▶ Directions for this task
Select all lines in the records that include "President".
- - - - -
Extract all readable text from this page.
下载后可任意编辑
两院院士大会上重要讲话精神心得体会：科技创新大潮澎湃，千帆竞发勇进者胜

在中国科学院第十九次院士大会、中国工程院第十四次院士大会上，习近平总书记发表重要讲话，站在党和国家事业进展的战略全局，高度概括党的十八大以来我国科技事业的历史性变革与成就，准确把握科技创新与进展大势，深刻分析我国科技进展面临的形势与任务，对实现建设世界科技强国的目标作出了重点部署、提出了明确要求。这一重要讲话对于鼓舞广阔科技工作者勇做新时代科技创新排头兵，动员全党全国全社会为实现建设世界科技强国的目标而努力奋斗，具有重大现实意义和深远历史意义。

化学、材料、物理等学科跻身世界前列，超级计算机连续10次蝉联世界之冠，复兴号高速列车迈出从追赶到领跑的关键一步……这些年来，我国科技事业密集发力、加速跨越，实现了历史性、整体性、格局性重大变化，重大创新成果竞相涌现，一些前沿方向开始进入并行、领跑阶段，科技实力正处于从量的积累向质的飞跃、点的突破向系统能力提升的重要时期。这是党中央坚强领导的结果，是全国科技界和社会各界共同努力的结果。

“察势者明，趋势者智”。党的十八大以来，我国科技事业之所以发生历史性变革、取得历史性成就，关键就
- - - - -
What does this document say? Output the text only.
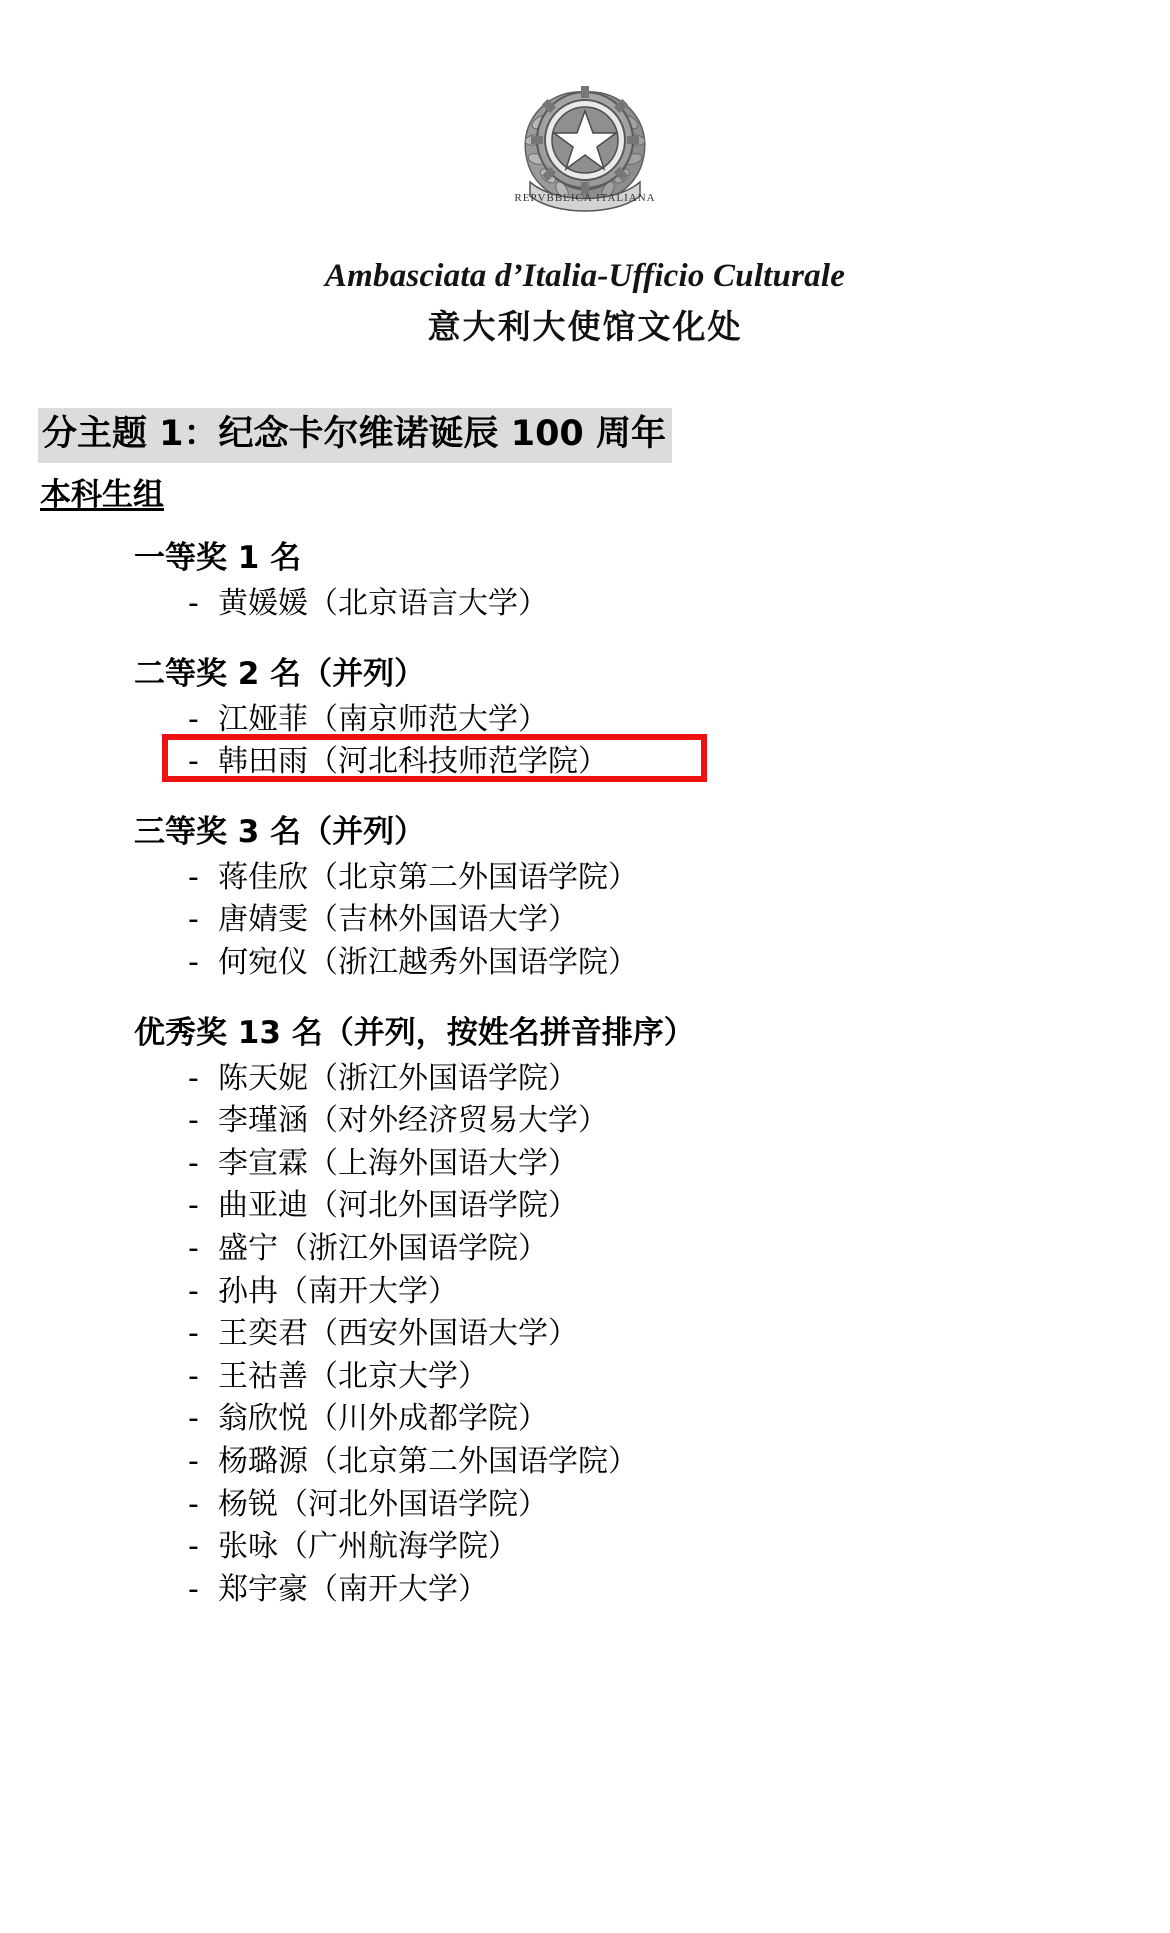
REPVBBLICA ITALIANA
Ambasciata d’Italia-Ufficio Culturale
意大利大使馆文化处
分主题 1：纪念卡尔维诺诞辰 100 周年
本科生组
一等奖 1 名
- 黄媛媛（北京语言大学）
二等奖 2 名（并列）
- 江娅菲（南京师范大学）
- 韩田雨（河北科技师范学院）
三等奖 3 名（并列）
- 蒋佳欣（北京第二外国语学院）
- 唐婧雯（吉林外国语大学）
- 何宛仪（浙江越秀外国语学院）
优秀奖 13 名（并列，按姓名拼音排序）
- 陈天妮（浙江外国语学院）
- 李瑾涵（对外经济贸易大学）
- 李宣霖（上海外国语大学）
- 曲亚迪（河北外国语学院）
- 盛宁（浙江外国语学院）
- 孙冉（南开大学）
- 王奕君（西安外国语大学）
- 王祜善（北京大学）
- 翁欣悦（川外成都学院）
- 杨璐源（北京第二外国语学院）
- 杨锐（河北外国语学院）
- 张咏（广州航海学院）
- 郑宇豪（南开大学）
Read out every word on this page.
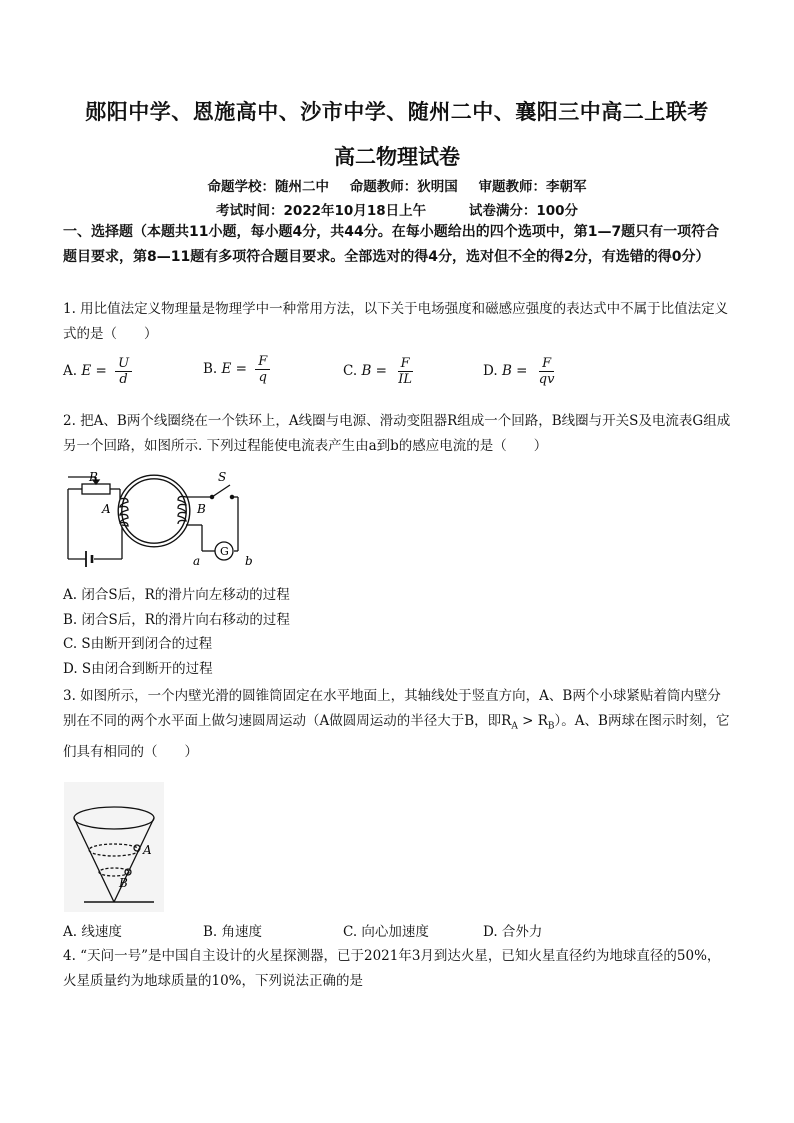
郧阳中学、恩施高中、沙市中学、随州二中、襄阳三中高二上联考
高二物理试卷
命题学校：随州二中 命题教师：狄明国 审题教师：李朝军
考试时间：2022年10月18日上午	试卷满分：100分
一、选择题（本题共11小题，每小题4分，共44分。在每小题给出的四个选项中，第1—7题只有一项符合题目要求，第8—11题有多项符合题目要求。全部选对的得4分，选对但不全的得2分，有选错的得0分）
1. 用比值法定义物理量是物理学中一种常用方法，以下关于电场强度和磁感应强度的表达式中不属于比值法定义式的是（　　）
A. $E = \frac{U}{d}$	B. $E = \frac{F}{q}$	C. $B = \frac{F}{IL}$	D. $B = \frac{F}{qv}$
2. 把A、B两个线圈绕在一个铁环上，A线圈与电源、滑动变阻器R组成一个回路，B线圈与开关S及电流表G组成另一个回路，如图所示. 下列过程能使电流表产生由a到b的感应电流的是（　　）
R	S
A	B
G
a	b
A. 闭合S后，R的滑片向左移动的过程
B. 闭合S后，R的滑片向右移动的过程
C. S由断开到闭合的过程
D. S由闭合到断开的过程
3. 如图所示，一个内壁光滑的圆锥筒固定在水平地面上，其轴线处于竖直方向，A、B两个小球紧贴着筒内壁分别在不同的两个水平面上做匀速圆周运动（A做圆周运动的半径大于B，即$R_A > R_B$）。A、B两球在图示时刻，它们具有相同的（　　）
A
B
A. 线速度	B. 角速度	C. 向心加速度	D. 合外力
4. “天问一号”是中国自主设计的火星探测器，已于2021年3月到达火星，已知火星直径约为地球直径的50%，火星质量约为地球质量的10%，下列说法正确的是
- - - - -
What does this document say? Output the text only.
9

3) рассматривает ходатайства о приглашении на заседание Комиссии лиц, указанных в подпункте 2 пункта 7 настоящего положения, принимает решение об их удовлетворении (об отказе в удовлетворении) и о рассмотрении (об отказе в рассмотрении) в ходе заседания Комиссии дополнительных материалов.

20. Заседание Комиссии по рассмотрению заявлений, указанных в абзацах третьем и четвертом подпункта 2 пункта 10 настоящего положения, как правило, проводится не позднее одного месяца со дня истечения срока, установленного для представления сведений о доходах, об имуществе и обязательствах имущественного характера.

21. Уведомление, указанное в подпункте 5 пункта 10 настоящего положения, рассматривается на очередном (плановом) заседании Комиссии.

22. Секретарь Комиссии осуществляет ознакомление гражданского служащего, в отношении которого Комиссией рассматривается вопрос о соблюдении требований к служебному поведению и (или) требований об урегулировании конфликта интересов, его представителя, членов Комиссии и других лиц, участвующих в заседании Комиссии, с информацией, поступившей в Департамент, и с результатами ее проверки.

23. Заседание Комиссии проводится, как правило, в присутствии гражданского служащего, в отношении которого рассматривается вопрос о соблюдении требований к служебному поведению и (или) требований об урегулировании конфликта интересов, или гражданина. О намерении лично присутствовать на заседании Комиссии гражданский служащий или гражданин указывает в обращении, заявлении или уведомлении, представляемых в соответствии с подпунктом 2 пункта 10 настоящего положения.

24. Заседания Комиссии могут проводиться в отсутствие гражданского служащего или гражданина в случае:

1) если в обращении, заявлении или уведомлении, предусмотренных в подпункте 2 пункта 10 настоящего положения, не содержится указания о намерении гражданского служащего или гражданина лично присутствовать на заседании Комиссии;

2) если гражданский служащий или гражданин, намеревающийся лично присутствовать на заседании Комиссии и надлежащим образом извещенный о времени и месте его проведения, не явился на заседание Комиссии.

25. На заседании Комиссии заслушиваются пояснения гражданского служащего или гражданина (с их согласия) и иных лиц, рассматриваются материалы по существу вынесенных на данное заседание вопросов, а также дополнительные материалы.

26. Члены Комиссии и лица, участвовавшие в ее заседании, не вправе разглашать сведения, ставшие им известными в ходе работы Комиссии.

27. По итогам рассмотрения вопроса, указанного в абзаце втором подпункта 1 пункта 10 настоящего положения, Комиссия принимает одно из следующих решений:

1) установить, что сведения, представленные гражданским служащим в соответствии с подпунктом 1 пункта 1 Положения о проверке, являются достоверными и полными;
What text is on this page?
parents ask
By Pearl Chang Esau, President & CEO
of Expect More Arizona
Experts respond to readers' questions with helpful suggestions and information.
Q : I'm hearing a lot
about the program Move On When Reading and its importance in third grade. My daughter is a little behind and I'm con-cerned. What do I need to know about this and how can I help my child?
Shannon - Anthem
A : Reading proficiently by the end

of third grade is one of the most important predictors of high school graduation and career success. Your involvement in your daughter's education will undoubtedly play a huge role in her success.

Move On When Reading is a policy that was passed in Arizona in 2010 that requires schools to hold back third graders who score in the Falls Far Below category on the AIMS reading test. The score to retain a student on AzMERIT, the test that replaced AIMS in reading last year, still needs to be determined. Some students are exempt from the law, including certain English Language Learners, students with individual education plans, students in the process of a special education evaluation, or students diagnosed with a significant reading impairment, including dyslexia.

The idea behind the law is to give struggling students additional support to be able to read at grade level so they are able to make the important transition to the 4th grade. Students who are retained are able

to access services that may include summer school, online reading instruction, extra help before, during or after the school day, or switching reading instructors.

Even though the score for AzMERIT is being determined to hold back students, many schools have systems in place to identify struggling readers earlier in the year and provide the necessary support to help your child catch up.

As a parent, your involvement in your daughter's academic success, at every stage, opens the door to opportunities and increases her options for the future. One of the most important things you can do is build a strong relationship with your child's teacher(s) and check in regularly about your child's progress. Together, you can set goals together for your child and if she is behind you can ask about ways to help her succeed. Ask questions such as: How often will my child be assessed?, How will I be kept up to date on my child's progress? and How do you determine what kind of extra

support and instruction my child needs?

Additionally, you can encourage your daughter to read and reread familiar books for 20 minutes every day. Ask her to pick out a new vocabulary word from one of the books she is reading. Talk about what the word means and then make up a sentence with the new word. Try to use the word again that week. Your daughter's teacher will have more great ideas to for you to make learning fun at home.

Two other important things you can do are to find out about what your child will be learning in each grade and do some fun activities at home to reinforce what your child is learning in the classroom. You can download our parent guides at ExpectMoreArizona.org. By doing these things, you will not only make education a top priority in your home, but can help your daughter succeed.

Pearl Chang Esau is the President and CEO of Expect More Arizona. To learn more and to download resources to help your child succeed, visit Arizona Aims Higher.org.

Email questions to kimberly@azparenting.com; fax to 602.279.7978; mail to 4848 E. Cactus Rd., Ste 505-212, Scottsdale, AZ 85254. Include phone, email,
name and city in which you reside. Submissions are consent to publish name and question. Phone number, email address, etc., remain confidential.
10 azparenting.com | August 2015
- - - - -
▶ Response for this exercise
By Pearl Chang Esau, President & CEO
Pearl Chang Esau is the President and CEO of Expect More Arizona. To learn more and to download resources to help your child succeed, visit Arizona Aims Higher.org.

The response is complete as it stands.